Activity list
#1 List every video game title or franchise named in the Twisted Metal: Black article below. Leave out films and consoles.
#2 Answer these questions from the Twisted Metal: Black article below:
(a) When was the article published?
(b) In which hotel was the presentation held last October?
(c) Which studio took over programming on the series after the second game?
#3 Extend the Twisted Metal: Black preview below, starting after its last sentence.

Text
◆ ◆ ◆

Twisted Metal: Black

Car combat meets Silence of the Lambs? Grab your blanky, kids, this one's gonna be a real scare.
Author: Sam Bishop
Published: May 29, 2001
When a mass of gaming journalists were herded into a meeting room in San Francisco's Argent Hotel last October, none of them were prepared for a part of the presentation that would touch on one of the franchises that all but defined the original PlayStation's attitude. The Twisted Metal series - at least in the first two iterations - ushered in the birth of a new genre: car combat. The problem was, after the second game, the programming chores moved to 989 Studios (along with the Jet Moto franchise), and many feel the series went downhill from there. So, when we heard there was going to be a new Twisted Metal game coming to the PS2, we scoffed and passed it off as yet another rumor, or at least another sub-par entry into the PlayStation 2's early library. We couldn't have been more wrong.

◆ ◆ ◆

Given entries
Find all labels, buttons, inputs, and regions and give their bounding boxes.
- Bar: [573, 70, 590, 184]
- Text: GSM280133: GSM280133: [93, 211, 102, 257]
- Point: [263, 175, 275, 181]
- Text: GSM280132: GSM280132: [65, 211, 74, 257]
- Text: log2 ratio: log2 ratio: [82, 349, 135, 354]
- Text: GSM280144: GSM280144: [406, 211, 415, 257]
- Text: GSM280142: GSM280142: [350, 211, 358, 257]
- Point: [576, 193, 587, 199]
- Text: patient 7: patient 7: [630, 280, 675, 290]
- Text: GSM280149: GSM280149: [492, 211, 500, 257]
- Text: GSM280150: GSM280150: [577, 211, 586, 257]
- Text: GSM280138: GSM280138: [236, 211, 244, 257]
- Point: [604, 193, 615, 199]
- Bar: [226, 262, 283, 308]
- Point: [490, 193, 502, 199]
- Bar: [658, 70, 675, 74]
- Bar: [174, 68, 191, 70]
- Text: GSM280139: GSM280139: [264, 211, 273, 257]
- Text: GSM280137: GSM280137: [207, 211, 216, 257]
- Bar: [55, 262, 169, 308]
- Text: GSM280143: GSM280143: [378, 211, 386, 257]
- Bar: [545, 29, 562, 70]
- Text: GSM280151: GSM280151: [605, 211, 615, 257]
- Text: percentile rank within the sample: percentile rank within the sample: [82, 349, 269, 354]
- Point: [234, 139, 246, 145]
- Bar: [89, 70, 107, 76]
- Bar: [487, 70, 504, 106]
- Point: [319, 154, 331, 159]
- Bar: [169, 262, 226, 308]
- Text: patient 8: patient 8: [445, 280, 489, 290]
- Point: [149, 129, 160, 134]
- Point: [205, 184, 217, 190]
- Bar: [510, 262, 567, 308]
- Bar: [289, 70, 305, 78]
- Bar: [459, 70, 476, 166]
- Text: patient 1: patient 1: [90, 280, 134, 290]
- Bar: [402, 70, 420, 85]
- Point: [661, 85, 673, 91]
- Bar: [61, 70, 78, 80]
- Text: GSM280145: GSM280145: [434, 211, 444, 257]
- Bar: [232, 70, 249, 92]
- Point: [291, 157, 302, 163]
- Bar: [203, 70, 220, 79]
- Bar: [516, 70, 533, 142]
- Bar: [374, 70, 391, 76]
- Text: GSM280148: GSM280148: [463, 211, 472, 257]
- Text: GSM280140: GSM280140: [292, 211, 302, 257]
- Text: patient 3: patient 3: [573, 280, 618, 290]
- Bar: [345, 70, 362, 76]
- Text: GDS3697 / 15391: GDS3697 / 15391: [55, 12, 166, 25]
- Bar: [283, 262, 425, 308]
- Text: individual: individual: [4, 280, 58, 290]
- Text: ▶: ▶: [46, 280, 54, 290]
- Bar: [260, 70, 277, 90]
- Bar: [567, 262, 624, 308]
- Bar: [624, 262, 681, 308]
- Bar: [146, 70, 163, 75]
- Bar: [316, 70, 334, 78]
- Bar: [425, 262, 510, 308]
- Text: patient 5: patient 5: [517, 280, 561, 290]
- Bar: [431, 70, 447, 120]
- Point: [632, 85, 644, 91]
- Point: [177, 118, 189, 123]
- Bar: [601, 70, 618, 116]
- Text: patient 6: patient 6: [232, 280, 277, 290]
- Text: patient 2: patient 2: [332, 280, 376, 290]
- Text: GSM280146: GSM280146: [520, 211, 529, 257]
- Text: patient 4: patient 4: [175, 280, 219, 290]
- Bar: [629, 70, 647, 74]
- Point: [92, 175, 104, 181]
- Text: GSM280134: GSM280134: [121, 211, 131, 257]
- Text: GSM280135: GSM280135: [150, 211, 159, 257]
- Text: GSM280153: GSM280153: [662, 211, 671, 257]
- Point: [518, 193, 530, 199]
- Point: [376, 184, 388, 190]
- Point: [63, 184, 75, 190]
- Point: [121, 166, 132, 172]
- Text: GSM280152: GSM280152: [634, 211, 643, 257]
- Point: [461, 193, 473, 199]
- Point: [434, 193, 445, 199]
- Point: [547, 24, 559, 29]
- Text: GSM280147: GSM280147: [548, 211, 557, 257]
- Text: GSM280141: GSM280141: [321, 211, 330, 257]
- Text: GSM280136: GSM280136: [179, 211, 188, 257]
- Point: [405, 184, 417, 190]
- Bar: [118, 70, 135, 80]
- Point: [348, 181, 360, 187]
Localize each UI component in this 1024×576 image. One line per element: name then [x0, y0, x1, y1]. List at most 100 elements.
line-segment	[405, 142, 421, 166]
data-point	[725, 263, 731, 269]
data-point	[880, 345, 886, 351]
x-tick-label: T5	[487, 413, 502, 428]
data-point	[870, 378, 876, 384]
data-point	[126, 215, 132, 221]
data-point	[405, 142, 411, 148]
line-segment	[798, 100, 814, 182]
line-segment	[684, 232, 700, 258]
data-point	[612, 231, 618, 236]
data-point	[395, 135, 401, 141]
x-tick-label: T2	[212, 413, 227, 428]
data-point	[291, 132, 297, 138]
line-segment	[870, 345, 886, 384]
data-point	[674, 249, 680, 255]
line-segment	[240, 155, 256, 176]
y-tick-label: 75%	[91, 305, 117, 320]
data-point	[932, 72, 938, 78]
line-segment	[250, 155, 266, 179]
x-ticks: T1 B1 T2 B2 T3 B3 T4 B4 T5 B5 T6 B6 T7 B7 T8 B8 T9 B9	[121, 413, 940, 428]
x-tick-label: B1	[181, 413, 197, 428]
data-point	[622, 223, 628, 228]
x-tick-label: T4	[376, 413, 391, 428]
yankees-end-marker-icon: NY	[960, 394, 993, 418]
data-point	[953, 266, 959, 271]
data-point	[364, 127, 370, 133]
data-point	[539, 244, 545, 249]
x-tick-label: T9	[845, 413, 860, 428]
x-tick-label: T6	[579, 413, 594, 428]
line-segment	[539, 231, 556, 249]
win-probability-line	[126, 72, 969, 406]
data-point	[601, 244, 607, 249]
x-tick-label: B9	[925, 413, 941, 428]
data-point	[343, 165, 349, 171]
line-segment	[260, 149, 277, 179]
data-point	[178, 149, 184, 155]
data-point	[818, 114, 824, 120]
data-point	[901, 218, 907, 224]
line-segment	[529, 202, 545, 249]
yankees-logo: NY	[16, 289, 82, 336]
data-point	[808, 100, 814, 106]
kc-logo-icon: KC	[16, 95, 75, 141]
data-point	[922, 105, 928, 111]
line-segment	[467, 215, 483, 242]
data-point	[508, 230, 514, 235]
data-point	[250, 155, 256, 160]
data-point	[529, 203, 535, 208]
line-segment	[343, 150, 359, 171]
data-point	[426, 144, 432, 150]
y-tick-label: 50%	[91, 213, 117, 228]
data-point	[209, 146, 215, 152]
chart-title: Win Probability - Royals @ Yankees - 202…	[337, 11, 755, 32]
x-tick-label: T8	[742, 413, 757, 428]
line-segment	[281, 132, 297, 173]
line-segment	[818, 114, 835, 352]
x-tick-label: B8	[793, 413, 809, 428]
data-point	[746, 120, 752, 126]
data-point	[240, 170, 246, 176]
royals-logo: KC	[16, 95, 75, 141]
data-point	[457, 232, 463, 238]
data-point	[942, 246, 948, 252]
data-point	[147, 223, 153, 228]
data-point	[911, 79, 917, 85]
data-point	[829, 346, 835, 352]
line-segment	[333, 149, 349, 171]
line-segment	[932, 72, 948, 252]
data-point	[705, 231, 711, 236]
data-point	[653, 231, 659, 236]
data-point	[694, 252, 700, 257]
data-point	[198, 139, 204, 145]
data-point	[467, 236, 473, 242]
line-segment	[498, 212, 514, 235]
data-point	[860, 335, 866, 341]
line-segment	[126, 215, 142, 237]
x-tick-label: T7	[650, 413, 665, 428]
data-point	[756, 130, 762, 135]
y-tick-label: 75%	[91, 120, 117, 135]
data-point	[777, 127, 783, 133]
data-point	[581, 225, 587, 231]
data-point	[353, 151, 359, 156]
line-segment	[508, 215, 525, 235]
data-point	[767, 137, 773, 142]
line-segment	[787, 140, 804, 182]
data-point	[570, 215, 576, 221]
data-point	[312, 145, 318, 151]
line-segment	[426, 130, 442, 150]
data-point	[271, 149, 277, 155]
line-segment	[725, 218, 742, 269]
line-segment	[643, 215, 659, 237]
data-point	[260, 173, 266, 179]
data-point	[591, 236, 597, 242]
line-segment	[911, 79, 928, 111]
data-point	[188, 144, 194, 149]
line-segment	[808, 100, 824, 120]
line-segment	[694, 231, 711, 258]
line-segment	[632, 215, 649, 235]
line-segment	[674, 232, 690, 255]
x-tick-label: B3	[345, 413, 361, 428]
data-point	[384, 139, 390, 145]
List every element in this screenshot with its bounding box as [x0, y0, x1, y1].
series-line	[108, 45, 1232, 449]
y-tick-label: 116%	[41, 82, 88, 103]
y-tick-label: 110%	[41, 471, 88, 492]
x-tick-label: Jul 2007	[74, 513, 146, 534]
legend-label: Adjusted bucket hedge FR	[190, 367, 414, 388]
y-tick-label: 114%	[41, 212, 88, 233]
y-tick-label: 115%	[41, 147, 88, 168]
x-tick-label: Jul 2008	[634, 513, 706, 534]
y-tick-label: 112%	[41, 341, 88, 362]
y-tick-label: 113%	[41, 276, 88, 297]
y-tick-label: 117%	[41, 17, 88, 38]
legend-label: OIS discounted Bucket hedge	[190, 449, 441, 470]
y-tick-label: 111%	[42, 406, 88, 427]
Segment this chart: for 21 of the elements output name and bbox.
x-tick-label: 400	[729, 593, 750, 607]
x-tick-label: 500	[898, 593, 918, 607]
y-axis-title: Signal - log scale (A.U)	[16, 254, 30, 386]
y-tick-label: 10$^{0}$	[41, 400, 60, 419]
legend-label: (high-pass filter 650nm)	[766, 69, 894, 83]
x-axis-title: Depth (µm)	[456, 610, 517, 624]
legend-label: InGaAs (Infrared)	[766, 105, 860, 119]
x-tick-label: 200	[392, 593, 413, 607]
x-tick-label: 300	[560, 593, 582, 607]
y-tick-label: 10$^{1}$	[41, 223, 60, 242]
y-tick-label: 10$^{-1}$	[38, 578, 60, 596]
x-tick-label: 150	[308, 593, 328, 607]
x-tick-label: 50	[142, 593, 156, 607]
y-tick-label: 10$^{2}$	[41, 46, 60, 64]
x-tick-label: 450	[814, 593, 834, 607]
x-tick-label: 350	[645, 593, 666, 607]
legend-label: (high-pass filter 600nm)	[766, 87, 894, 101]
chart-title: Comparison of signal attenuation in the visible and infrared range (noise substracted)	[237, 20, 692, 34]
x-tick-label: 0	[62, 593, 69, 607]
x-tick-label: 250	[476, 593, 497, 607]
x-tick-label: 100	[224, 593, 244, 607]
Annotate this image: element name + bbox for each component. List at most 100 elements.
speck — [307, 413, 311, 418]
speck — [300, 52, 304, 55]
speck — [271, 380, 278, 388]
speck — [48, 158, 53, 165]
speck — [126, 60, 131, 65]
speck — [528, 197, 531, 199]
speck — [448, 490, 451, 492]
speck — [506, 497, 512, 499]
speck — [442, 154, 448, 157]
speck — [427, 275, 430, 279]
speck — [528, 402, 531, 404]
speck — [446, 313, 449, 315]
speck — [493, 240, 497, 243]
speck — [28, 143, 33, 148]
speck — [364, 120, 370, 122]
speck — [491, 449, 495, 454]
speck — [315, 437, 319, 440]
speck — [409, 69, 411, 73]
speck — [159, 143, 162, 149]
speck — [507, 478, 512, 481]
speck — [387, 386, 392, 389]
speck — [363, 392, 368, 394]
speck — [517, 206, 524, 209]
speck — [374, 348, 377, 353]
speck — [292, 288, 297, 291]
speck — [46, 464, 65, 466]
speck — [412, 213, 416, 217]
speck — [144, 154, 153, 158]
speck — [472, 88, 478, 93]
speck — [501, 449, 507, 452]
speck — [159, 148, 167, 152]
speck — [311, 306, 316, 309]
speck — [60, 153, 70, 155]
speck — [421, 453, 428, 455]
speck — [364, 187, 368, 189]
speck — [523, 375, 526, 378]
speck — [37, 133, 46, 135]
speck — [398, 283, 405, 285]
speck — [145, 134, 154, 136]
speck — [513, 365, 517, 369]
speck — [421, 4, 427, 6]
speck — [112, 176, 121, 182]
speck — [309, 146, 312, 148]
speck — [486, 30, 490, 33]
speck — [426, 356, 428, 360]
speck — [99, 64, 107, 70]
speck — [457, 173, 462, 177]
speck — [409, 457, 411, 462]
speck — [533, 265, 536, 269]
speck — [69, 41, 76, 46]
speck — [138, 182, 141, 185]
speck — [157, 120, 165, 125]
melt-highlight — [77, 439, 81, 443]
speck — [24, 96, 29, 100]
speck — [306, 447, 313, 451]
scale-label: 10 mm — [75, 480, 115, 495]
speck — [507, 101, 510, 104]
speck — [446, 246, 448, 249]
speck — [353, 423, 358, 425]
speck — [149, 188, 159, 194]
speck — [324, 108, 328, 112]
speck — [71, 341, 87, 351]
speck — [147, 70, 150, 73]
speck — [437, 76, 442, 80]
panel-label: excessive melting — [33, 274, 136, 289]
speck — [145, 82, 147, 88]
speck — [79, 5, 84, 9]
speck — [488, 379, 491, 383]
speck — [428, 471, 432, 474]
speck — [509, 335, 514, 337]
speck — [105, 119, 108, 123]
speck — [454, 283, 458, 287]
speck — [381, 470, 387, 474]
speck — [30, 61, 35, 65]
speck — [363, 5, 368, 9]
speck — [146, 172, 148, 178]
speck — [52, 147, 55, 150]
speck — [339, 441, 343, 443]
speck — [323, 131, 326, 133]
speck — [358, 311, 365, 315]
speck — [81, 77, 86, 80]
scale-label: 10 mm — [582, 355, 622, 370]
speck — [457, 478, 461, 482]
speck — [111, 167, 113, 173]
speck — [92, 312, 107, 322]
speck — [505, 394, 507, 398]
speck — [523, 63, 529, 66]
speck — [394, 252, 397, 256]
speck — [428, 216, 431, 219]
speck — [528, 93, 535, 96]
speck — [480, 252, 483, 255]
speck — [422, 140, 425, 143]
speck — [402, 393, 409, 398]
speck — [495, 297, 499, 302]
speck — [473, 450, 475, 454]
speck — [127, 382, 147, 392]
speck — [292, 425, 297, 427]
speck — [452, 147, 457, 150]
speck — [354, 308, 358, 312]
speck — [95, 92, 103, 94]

◆ ◆ ◆

Answers in order
#1
Twisted Metal: Black
Twisted Metal
Jet Moto

#2
(a) May 29, 2001
(b) San Francisco's Argent Hotel
(c) 989 Studios

#3
First off, the original team behind the first two games, now going by the moniker of Incognito Studios, is heading up SCEA's Santa Monica Studios. Secondly, the new Twisted Metal game, dubbed Twisted Metal: Black, is something unlike the genre has ever seen, especially in terms of character and vehicle designs. When Incognito head cheese Dave Jaffe started listing movies like Jacob's Ladder and Silence of the Lambs as huge influences, a small murmur swept over the small crowd. Then they showed us a video trailer. What bombarded our collective peepers was nothing short of incredible. Insanely fast, overflowing with lighting effects and particles, and offering environments that were even more destructive than anything in the other games (the tail end of the video showed a jumbo jet flying over, and then a missile launched from one of the combatants that smacked into the plane, and sent it falling earthward). All of a second passed before everyone erupted in applause and the subsequent live demo by Jaffe proved that there were no tricks or effects applied to the video; Twisted Metal: Black was dark, gritty, and above all else, looked like a blast.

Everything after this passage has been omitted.